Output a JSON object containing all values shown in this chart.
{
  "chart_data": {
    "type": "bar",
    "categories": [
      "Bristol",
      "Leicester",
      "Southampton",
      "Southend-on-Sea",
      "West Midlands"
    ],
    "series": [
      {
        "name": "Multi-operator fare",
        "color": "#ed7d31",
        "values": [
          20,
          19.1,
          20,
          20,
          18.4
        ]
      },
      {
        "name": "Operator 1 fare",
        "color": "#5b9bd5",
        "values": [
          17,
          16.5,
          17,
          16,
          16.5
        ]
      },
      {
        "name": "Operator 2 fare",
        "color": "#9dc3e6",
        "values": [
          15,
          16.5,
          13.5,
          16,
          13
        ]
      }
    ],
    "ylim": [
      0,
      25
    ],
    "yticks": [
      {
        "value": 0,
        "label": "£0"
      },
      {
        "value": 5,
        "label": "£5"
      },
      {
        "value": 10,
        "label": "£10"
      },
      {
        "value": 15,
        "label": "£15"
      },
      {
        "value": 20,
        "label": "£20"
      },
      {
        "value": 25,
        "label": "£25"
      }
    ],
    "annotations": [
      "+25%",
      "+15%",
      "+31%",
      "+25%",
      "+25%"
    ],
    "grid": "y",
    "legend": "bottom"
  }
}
================
▸ PROBLEM TO WORK ON: State the number of lines in this listing that contain the string "label", and add nothing else.

▸ RESPONSE BELOW: 6